# Given problem
Lines containing "Slow" are to be counted. Give the number and nothing more.

• • • • •

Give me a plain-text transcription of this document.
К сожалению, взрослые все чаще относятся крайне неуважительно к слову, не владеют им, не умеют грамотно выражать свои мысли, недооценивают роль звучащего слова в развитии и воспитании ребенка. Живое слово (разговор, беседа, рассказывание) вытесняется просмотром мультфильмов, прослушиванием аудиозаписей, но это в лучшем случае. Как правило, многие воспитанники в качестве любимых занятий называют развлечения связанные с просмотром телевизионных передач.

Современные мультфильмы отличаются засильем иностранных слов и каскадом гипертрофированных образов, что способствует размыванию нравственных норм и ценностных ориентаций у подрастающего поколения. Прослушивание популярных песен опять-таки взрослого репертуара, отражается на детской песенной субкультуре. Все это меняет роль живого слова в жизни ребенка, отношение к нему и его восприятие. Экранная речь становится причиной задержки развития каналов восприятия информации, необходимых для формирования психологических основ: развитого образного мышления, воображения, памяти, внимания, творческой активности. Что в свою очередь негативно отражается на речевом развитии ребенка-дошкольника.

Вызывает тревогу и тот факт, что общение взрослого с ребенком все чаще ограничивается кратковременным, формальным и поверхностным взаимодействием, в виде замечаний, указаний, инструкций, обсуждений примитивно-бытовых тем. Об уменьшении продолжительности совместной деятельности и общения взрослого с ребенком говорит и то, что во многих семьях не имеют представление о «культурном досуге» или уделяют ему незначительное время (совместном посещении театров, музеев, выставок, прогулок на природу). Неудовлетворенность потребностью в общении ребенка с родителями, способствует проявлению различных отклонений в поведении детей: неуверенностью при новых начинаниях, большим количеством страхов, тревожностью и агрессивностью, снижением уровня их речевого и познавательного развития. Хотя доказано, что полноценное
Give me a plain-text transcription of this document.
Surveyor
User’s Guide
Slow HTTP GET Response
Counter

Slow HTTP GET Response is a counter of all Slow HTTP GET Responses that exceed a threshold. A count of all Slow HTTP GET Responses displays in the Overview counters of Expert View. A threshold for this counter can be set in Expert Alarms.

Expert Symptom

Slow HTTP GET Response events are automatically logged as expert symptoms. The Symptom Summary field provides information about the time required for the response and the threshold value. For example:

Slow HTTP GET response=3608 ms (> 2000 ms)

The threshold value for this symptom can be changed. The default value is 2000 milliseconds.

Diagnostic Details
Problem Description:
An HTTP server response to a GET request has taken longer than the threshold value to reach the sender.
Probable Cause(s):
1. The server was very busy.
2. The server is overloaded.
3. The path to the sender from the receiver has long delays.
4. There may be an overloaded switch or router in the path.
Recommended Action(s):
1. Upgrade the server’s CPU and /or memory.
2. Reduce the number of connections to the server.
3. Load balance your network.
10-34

• • • • •

# Reply
4